== BRIEF ==
Transcribe the records that follow. Keep every word exactly, and drop the pictures.

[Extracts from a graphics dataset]
╔══

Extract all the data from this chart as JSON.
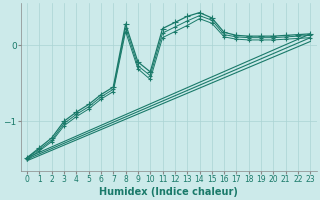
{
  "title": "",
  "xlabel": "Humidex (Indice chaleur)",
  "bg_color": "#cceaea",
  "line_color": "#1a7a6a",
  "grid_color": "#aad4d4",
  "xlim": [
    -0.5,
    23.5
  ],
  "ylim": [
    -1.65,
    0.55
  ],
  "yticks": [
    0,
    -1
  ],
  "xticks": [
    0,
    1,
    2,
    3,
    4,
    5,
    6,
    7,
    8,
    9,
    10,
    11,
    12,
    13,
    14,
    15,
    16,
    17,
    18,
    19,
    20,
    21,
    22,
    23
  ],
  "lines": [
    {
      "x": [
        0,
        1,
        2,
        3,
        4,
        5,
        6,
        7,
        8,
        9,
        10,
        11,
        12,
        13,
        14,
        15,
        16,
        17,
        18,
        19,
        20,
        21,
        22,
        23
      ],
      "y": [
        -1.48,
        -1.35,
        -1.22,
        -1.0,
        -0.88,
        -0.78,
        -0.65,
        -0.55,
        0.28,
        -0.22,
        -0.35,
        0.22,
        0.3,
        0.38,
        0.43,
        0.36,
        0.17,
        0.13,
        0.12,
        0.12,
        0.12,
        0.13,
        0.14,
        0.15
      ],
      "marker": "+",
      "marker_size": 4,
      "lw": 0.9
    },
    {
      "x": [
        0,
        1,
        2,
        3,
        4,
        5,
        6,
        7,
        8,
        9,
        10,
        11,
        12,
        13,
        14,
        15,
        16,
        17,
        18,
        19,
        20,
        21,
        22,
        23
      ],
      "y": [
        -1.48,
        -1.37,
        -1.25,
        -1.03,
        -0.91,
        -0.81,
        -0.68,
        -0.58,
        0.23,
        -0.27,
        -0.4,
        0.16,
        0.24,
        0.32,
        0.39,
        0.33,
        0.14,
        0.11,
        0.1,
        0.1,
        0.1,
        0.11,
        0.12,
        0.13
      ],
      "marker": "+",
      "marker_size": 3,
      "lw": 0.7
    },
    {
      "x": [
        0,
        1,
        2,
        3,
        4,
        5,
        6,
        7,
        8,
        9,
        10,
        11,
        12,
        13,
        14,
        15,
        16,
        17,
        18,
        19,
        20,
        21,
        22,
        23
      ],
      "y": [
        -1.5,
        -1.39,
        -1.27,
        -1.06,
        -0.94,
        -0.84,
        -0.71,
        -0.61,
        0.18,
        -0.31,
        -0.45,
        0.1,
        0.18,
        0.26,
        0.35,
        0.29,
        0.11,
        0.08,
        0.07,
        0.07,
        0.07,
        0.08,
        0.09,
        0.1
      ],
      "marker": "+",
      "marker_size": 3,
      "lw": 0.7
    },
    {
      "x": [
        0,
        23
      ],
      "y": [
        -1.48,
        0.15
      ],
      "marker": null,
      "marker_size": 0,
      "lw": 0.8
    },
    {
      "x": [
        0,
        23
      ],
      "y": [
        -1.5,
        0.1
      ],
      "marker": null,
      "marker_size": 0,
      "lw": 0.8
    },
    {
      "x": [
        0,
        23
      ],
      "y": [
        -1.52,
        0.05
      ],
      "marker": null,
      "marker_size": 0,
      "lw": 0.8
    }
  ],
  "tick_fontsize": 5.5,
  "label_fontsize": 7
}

╚══

== FULL OUTPUT ==
Extract all the data from this chart as JSON.
{
  "title": "",
  "xlabel": "Humidex (Indice chaleur)",
  "bg_color": "#cceaea",
  "line_color": "#1a7a6a",
  "grid_color": "#aad4d4",
  "xlim": [
    -0.5,
    23.5
  ],
  "ylim": [
    -1.65,
    0.55
  ],
  "yticks": [
    0,
    -1
  ],
  "xticks": [
    0,
    1,
    2,
    3,
    4,
    5,
    6,
    7,
    8,
    9,
    10,
    11,
    12,
    13,
    14,
    15,
    16,
    17,
    18,
    19,
    20,
    21,
    22,
    23
  ],
  "lines": [
    {
      "x": [
        0,
        1,
        2,
        3,
        4,
        5,
        6,
        7,
        8,
        9,
        10,
        11,
        12,
        13,
        14,
        15,
        16,
        17,
        18,
        19,
        20,
        21,
        22,
        23
      ],
      "y": [
        -1.48,
        -1.35,
        -1.22,
        -1.0,
        -0.88,
        -0.78,
        -0.65,
        -0.55,
        0.28,
        -0.22,
        -0.35,
        0.22,
        0.3,
        0.38,
        0.43,
        0.36,
        0.17,
        0.13,
        0.12,
        0.12,
        0.12,
        0.13,
        0.14,
        0.15
      ],
      "marker": "+",
      "marker_size": 4,
      "lw": 0.9
    },
    {
      "x": [
        0,
        1,
        2,
        3,
        4,
        5,
        6,
        7,
        8,
        9,
        10,
        11,
        12,
        13,
        14,
        15,
        16,
        17,
        18,
        19,
        20,
        21,
        22,
        23
      ],
      "y": [
        -1.48,
        -1.37,
        -1.25,
        -1.03,
        -0.91,
        -0.81,
        -0.68,
        -0.58,
        0.23,
        -0.27,
        -0.4,
        0.16,
        0.24,
        0.32,
        0.39,
        0.33,
        0.14,
        0.11,
        0.1,
        0.1,
        0.1,
        0.11,
        0.12,
        0.13
      ],
      "marker": "+",
      "marker_size": 3,
      "lw": 0.7
    },
    {
      "x": [
        0,
        1,
        2,
        3,
        4,
        5,
        6,
        7,
        8,
        9,
        10,
        11,
        12,
        13,
        14,
        15,
        16,
        17,
        18,
        19,
        20,
        21,
        22,
        23
      ],
      "y": [
        -1.5,
        -1.39,
        -1.27,
        -1.06,
        -0.94,
        -0.84,
        -0.71,
        -0.61,
        0.18,
        -0.31,
        -0.45,
        0.1,
        0.18,
        0.26,
        0.35,
        0.29,
        0.11,
        0.08,
        0.07,
        0.07,
        0.07,
        0.08,
        0.09,
        0.1
      ],
      "marker": "+",
      "marker_size": 3,
      "lw": 0.7
    },
    {
      "x": [
        0,
        23
      ],
      "y": [
        -1.48,
        0.15
      ],
      "marker": null,
      "marker_size": 0,
      "lw": 0.8
    },
    {
      "x": [
        0,
        23
      ],
      "y": [
        -1.5,
        0.1
      ],
      "marker": null,
      "marker_size": 0,
      "lw": 0.8
    },
    {
      "x": [
        0,
        23
      ],
      "y": [
        -1.52,
        0.05
      ],
      "marker": null,
      "marker_size": 0,
      "lw": 0.8
    }
  ],
  "tick_fontsize": 5.5,
  "label_fontsize": 7
}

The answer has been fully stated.